§ **Given problem**
Could you put the lines from the one containing "title-line-1: 互联网架构+大数据 互联网架构+大数据" down through the one containing "tagline-rule-right-icon <box>580 101", both ends included, into a numbered list and skip any blank lines?

§ **Available records**
((
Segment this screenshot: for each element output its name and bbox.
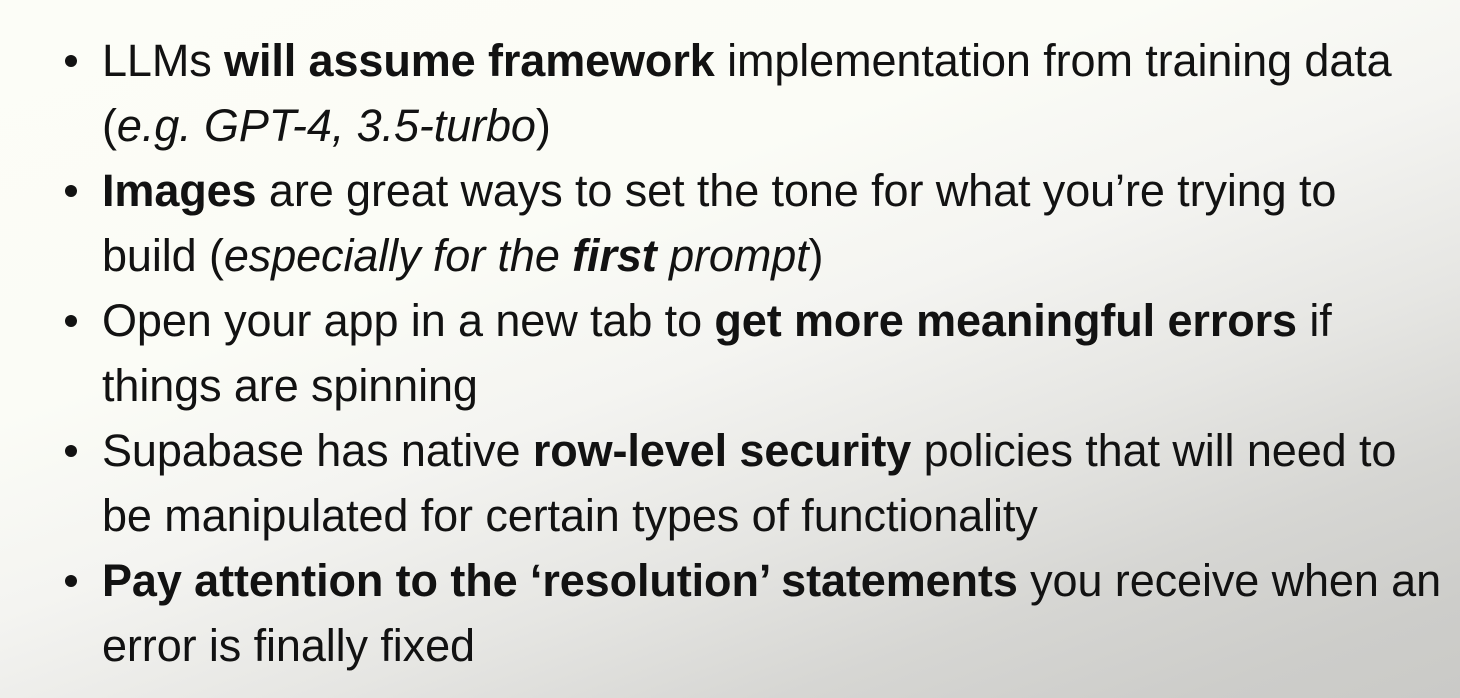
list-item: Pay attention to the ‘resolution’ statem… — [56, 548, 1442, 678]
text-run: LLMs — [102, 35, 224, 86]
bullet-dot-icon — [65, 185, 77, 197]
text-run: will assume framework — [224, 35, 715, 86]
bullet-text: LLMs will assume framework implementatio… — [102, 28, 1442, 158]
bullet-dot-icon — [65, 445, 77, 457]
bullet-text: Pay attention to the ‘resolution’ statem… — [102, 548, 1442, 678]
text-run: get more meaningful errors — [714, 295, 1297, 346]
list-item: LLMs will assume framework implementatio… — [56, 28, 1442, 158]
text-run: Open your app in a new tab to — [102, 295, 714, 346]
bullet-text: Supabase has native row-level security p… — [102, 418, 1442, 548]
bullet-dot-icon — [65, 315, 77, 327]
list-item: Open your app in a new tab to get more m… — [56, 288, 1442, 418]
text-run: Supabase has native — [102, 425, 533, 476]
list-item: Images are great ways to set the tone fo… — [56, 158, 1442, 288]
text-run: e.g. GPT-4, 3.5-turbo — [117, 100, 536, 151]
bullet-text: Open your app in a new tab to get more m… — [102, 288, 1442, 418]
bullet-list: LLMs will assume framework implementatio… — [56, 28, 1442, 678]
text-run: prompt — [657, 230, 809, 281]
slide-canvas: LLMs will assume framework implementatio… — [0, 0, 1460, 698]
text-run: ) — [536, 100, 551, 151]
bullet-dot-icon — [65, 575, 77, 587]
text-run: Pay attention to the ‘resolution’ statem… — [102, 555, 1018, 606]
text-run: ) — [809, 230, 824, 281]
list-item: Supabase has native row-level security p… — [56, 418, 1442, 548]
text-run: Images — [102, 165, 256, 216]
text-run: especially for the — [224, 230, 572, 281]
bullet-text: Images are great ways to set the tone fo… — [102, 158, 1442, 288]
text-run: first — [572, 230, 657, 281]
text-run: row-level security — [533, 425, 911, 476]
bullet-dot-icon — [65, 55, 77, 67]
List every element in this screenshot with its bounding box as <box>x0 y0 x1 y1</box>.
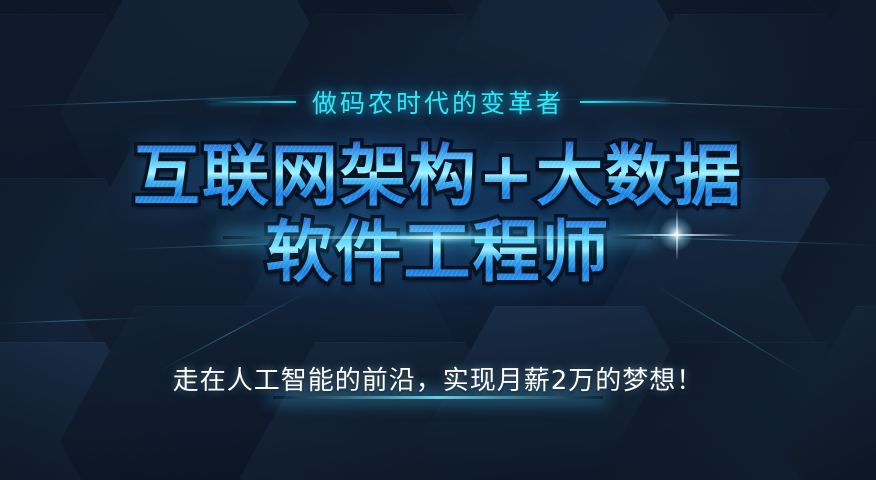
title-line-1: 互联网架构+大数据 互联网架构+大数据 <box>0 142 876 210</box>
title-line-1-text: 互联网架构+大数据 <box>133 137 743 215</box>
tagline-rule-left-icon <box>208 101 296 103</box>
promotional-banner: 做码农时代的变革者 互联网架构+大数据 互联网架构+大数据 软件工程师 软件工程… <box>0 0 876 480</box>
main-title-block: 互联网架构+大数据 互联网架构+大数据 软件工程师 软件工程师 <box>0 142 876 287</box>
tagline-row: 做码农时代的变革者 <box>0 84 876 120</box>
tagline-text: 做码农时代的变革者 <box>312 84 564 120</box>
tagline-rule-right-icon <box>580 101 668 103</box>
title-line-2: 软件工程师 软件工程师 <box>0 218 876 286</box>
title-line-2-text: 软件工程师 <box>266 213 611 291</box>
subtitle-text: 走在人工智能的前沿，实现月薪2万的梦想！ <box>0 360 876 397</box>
))
§ **Response**
1. title-line-1: 互联网架构+大数据 互联网架构+大数据 <box>0 142 876 210</box>
2. title-line-1-text: 互联网架构+大数据 <box>133 137 743 215</box>
3. tagline-rule-left-icon <box>208 101 296 103</box>
4. promotional-banner: 做码农时代的变革者 互联网架构+大数据 互联网架构+大数据 软件工程师 软件工程… <box>0 0 876 480</box>
5. main-title-block: 互联网架构+大数据 互联网架构+大数据 软件工程师 软件工程师 <box>0 142 876 287</box>
6. tagline-row: 做码农时代的变革者 <box>0 84 876 120</box>
7. tagline-text: 做码农时代的变革者 <box>312 84 564 120</box>
8. tagline-rule-right-icon <box>580 101 668 103</box>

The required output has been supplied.